Goal — Please repeat all of the lines that follow, exactly as written.

begin Input data

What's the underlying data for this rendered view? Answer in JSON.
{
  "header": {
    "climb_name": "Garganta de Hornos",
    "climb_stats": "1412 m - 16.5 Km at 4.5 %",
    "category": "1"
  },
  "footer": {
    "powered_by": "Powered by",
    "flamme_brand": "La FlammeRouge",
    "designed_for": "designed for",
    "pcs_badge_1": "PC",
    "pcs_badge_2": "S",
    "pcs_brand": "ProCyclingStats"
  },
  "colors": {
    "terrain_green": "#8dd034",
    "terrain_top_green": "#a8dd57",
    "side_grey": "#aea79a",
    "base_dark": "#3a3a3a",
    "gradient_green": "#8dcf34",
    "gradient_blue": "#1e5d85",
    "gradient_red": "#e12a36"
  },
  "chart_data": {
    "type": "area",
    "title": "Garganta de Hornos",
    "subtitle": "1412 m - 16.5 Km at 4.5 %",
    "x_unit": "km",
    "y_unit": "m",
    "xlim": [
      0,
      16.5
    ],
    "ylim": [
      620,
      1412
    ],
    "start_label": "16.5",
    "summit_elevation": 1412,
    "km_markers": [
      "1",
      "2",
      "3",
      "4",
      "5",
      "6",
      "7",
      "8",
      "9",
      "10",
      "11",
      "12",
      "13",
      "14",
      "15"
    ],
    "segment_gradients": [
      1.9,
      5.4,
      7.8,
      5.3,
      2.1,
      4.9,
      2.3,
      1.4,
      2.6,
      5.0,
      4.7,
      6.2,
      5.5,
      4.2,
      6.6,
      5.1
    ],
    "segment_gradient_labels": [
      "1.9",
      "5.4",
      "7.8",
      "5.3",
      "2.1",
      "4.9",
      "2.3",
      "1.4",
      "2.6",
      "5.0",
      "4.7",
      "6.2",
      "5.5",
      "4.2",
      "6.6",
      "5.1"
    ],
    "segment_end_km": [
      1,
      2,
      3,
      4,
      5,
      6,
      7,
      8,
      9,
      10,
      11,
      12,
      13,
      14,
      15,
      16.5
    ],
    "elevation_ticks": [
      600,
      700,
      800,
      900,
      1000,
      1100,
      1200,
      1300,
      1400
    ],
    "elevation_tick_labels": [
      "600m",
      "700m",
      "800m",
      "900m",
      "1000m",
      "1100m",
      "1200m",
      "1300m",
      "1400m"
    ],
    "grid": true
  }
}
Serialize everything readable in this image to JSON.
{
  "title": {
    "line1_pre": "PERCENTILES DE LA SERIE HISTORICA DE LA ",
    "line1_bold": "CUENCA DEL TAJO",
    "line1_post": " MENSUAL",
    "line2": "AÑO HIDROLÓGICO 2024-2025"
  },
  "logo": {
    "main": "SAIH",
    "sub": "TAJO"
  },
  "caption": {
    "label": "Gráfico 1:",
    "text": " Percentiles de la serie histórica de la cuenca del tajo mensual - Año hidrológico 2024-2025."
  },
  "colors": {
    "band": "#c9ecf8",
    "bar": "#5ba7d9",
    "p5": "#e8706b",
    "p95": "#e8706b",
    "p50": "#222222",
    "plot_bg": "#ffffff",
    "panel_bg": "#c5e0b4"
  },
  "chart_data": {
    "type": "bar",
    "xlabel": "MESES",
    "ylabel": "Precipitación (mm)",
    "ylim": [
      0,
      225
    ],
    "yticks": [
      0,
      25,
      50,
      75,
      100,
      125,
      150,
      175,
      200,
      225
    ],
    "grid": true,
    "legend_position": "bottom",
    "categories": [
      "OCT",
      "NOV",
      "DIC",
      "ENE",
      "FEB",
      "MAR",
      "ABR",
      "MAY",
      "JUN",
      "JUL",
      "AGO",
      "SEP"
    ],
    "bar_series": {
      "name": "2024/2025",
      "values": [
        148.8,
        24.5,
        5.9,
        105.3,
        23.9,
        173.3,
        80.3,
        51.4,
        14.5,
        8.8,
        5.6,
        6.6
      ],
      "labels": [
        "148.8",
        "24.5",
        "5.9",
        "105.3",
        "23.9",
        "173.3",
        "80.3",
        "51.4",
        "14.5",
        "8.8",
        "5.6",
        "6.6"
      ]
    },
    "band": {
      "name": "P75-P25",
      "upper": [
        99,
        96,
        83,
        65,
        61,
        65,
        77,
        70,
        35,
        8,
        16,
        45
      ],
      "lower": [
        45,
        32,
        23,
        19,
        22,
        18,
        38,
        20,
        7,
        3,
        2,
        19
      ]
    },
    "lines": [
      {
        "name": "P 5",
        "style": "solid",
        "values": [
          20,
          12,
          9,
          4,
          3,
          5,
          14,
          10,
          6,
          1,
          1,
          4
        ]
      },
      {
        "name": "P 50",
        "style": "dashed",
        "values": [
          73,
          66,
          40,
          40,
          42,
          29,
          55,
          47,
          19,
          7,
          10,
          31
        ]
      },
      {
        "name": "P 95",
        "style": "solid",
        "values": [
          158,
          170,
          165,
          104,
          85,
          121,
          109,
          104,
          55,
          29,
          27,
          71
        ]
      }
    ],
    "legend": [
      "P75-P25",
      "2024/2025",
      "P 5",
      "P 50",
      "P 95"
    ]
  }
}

end Input data

Expected output —
What's the underlying data for this rendered view? Answer in JSON.
{
  "header": {
    "climb_name": "Garganta de Hornos",
    "climb_stats": "1412 m - 16.5 Km at 4.5 %",
    "category": "1"
  },
  "footer": {
    "powered_by": "Powered by",
    "flamme_brand": "La FlammeRouge",
    "designed_for": "designed for",
    "pcs_badge_1": "PC",
    "pcs_badge_2": "S",
    "pcs_brand": "ProCyclingStats"
  },
  "colors": {
    "terrain_green": "#8dd034",
    "terrain_top_green": "#a8dd57",
    "side_grey": "#aea79a",
    "base_dark": "#3a3a3a",
    "gradient_green": "#8dcf34",
    "gradient_blue": "#1e5d85",
    "gradient_red": "#e12a36"
  },
  "chart_data": {
    "type": "area",
    "title": "Garganta de Hornos",
    "subtitle": "1412 m - 16.5 Km at 4.5 %",
    "x_unit": "km",
    "y_unit": "m",
    "xlim": [
      0,
      16.5
    ],
    "ylim": [
      620,
      1412
    ],
    "start_label": "16.5",
    "summit_elevation": 1412,
    "km_markers": [
      "1",
      "2",
      "3",
      "4",
      "5",
      "6",
      "7",
      "8",
      "9",
      "10",
      "11",
      "12",
      "13",
      "14",
      "15"
    ],
    "segment_gradients": [
      1.9,
      5.4,
      7.8,
      5.3,
      2.1,
      4.9,
      2.3,
      1.4,
      2.6,
      5.0,
      4.7,
      6.2,
      5.5,
      4.2,
      6.6,
      5.1
    ],
    "segment_gradient_labels": [
      "1.9",
      "5.4",
      "7.8",
      "5.3",
      "2.1",
      "4.9",
      "2.3",
      "1.4",
      "2.6",
      "5.0",
      "4.7",
      "6.2",
      "5.5",
      "4.2",
      "6.6",
      "5.1"
    ],
    "segment_end_km": [
      1,
      2,
      3,
      4,
      5,
      6,
      7,
      8,
      9,
      10,
      11,
      12,
      13,
      14,
      15,
      16.5
    ],
    "elevation_ticks": [
      600,
      700,
      800,
      900,
      1000,
      1100,
      1200,
      1300,
      1400
    ],
    "elevation_tick_labels": [
      "600m",
      "700m",
      "800m",
      "900m",
      "1000m",
      "1100m",
      "1200m",
      "1300m",
      "1400m"
    ],
    "grid": true
  }
}
Serialize everything readable in this image to JSON.
{
  "title": {
    "line1_pre": "PERCENTILES DE LA SERIE HISTORICA DE LA ",
    "line1_bold": "CUENCA DEL TAJO",
    "line1_post": " MENSUAL",
    "line2": "AÑO HIDROLÓGICO 2024-2025"
  },
  "logo": {
    "main": "SAIH",
    "sub": "TAJO"
  },
  "caption": {
    "label": "Gráfico 1:",
    "text": " Percentiles de la serie histórica de la cuenca del tajo mensual - Año hidrológico 2024-2025."
  },
  "colors": {
    "band": "#c9ecf8",
    "bar": "#5ba7d9",
    "p5": "#e8706b",
    "p95": "#e8706b",
    "p50": "#222222",
    "plot_bg": "#ffffff",
    "panel_bg": "#c5e0b4"
  },
  "chart_data": {
    "type": "bar",
    "xlabel": "MESES",
    "ylabel": "Precipitación (mm)",
    "ylim": [
      0,
      225
    ],
    "yticks": [
      0,
      25,
      50,
      75,
      100,
      125,
      150,
      175,
      200,
      225
    ],
    "grid": true,
    "legend_position": "bottom",
    "categories": [
      "OCT",
      "NOV",
      "DIC",
      "ENE",
      "FEB",
      "MAR",
      "ABR",
      "MAY",
      "JUN",
      "JUL",
      "AGO",
      "SEP"
    ],
    "bar_series": {
      "name": "2024/2025",
      "values": [
        148.8,
        24.5,
        5.9,
        105.3,
        23.9,
        173.3,
        80.3,
        51.4,
        14.5,
        8.8,
        5.6,
        6.6
      ],
      "labels": [
        "148.8",
        "24.5",
        "5.9",
        "105.3",
        "23.9",
        "173.3",
        "80.3",
        "51.4",
        "14.5",
        "8.8",
        "5.6",
        "6.6"
      ]
    },
    "band": {
      "name": "P75-P25",
      "upper": [
        99,
        96,
        83,
        65,
        61,
        65,
        77,
        70,
        35,
        8,
        16,
        45
      ],
      "lower": [
        45,
        32,
        23,
        19,
        22,
        18,
        38,
        20,
        7,
        3,
        2,
        19
      ]
    },
    "lines": [
      {
        "name": "P 5",
        "style": "solid",
        "values": [
          20,
          12,
          9,
          4,
          3,
          5,
          14,
          10,
          6,
          1,
          1,
          4
        ]
      },
      {
        "name": "P 50",
        "style": "dashed",
        "values": [
          73,
          66,
          40,
          40,
          42,
          29,
          55,
          47,
          19,
          7,
          10,
          31
        ]
      },
      {
        "name": "P 95",
        "style": "solid",
        "values": [
          158,
          170,
          165,
          104,
          85,
          121,
          109,
          104,
          55,
          29,
          27,
          71
        ]
      }
    ],
    "legend": [
      "P75-P25",
      "2024/2025",
      "P 5",
      "P 50",
      "P 95"
    ]
  }
}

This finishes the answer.